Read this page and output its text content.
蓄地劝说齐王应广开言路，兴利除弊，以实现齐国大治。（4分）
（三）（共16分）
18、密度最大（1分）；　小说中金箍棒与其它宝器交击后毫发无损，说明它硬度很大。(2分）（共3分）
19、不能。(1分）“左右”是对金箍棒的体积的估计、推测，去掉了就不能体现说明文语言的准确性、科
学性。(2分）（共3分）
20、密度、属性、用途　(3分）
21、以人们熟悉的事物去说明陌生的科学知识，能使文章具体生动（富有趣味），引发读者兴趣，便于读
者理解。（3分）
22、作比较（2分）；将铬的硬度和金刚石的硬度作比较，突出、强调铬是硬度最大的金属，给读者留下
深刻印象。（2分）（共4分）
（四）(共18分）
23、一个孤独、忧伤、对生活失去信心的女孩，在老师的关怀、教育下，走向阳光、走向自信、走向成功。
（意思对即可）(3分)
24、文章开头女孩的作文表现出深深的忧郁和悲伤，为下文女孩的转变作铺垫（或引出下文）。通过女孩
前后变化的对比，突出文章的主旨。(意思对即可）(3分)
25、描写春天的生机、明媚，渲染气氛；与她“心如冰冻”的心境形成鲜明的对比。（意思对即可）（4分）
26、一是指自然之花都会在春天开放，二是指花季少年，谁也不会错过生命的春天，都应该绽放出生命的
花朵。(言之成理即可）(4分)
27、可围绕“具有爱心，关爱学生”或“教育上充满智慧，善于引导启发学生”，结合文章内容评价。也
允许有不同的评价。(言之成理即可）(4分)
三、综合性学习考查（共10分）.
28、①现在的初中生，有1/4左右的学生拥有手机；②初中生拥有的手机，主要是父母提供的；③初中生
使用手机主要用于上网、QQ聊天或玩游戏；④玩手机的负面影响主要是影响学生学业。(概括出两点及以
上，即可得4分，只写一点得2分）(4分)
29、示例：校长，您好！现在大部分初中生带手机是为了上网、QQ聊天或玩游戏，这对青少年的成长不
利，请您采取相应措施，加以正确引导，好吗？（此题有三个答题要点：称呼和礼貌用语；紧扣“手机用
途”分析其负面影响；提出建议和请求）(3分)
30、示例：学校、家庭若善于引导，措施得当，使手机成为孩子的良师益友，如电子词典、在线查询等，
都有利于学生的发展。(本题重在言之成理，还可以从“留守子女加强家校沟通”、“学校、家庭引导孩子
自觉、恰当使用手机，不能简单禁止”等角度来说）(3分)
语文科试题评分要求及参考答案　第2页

⁂

Nothing may be left out: return each entry exactly as it reads.

Read this page and output its text content.
蓄地劝说齐王应广开言路，兴利除弊，以实现齐国大治。（4分）
（三）（共16分）
18、密度最大（1分）；　小说中金箍棒与其它宝器交击后毫发无损，说明它硬度很大。(2分）（共3分）
19、不能。(1分）“左右”是对金箍棒的体积的估计、推测，去掉了就不能体现说明文语言的准确性、科
学性。(2分）（共3分）
20、密度、属性、用途　(3分）
21、以人们熟悉的事物去说明陌生的科学知识，能使文章具体生动（富有趣味），引发读者兴趣，便于读
者理解。（3分）
22、作比较（2分）；将铬的硬度和金刚石的硬度作比较，突出、强调铬是硬度最大的金属，给读者留下
深刻印象。（2分）（共4分）
（四）(共18分）
23、一个孤独、忧伤、对生活失去信心的女孩，在老师的关怀、教育下，走向阳光、走向自信、走向成功。
（意思对即可）(3分)
24、文章开头女孩的作文表现出深深的忧郁和悲伤，为下文女孩的转变作铺垫（或引出下文）。通过女孩
前后变化的对比，突出文章的主旨。(意思对即可）(3分)
25、描写春天的生机、明媚，渲染气氛；与她“心如冰冻”的心境形成鲜明的对比。（意思对即可）（4分）
26、一是指自然之花都会在春天开放，二是指花季少年，谁也不会错过生命的春天，都应该绽放出生命的
花朵。(言之成理即可）(4分)
27、可围绕“具有爱心，关爱学生”或“教育上充满智慧，善于引导启发学生”，结合文章内容评价。也
允许有不同的评价。(言之成理即可）(4分)
三、综合性学习考查（共10分）.
28、①现在的初中生，有1/4左右的学生拥有手机；②初中生拥有的手机，主要是父母提供的；③初中生
使用手机主要用于上网、QQ聊天或玩游戏；④玩手机的负面影响主要是影响学生学业。(概括出两点及以
上，即可得4分，只写一点得2分）(4分)
29、示例：校长，您好！现在大部分初中生带手机是为了上网、QQ聊天或玩游戏，这对青少年的成长不
利，请您采取相应措施，加以正确引导，好吗？（此题有三个答题要点：称呼和礼貌用语；紧扣“手机用
途”分析其负面影响；提出建议和请求）(3分)
30、示例：学校、家庭若善于引导，措施得当，使手机成为孩子的良师益友，如电子词典、在线查询等，
都有利于学生的发展。(本题重在言之成理，还可以从“留守子女加强家校沟通”、“学校、家庭引导孩子
自觉、恰当使用手机，不能简单禁止”等角度来说）(3分)
语文科试题评分要求及参考答案　第2页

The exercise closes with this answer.